**INSTRUCTION:**
Each entry in the listing below should be restated word for word.

Part of a data file:
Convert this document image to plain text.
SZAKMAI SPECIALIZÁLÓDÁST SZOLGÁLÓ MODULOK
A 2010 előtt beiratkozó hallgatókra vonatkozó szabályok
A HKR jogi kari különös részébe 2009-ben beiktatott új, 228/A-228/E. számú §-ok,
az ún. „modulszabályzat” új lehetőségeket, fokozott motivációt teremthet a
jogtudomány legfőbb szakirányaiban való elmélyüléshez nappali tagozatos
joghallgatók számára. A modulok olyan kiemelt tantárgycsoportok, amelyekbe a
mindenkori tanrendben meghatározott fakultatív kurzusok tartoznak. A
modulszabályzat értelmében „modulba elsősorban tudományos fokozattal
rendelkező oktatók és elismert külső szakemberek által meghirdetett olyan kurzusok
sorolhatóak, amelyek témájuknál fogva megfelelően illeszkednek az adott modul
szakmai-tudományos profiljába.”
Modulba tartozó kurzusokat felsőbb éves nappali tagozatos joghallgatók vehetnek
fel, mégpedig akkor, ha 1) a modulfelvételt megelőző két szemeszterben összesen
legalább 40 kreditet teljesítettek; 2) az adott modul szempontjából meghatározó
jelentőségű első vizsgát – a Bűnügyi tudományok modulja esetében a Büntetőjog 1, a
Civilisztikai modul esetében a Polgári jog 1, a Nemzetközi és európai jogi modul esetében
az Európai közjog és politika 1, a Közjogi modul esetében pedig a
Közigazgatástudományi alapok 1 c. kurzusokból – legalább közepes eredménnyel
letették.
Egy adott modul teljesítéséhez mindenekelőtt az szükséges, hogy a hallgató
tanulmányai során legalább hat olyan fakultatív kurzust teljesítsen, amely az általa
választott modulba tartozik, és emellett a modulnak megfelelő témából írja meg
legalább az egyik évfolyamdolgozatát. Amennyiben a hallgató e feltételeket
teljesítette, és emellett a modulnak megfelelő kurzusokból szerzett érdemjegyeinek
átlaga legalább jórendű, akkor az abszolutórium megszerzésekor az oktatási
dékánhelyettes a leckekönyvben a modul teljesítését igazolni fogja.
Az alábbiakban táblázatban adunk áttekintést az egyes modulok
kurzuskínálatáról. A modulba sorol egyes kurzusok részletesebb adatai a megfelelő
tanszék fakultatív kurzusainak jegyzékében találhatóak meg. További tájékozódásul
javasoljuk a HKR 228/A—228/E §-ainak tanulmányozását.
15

**EXPECTED ANSWER:**
Convert this document image to plain text.
SZAKMAI SPECIALIZÁLÓDÁST SZOLGÁLÓ MODULOK
A 2010 előtt beiratkozó hallgatókra vonatkozó szabályok
A HKR jogi kari különös részébe 2009-ben beiktatott új, 228/A-228/E. számú §-ok,
az ún. „modulszabályzat” új lehetőségeket, fokozott motivációt teremthet a
jogtudomány legfőbb szakirányaiban való elmélyüléshez nappali tagozatos
joghallgatók számára. A modulok olyan kiemelt tantárgycsoportok, amelyekbe a
mindenkori tanrendben meghatározott fakultatív kurzusok tartoznak. A
modulszabályzat értelmében „modulba elsősorban tudományos fokozattal
rendelkező oktatók és elismert külső szakemberek által meghirdetett olyan kurzusok
sorolhatóak, amelyek témájuknál fogva megfelelően illeszkednek az adott modul
szakmai-tudományos profiljába.”
Modulba tartozó kurzusokat felsőbb éves nappali tagozatos joghallgatók vehetnek
fel, mégpedig akkor, ha 1) a modulfelvételt megelőző két szemeszterben összesen
legalább 40 kreditet teljesítettek; 2) az adott modul szempontjából meghatározó
jelentőségű első vizsgát – a Bűnügyi tudományok modulja esetében a Büntetőjog 1, a
Civilisztikai modul esetében a Polgári jog 1, a Nemzetközi és európai jogi modul esetében
az Európai közjog és politika 1, a Közjogi modul esetében pedig a
Közigazgatástudományi alapok 1 c. kurzusokból – legalább közepes eredménnyel
letették.
Egy adott modul teljesítéséhez mindenekelőtt az szükséges, hogy a hallgató
tanulmányai során legalább hat olyan fakultatív kurzust teljesítsen, amely az általa
választott modulba tartozik, és emellett a modulnak megfelelő témából írja meg
legalább az egyik évfolyamdolgozatát. Amennyiben a hallgató e feltételeket
teljesítette, és emellett a modulnak megfelelő kurzusokból szerzett érdemjegyeinek
átlaga legalább jórendű, akkor az abszolutórium megszerzésekor az oktatási
dékánhelyettes a leckekönyvben a modul teljesítését igazolni fogja.
Az alábbiakban táblázatban adunk áttekintést az egyes modulok
kurzuskínálatáról. A modulba sorol egyes kurzusok részletesebb adatai a megfelelő
tanszék fakultatív kurzusainak jegyzékében találhatóak meg. További tájékozódásul
javasoljuk a HKR 228/A—228/E §-ainak tanulmányozását.
15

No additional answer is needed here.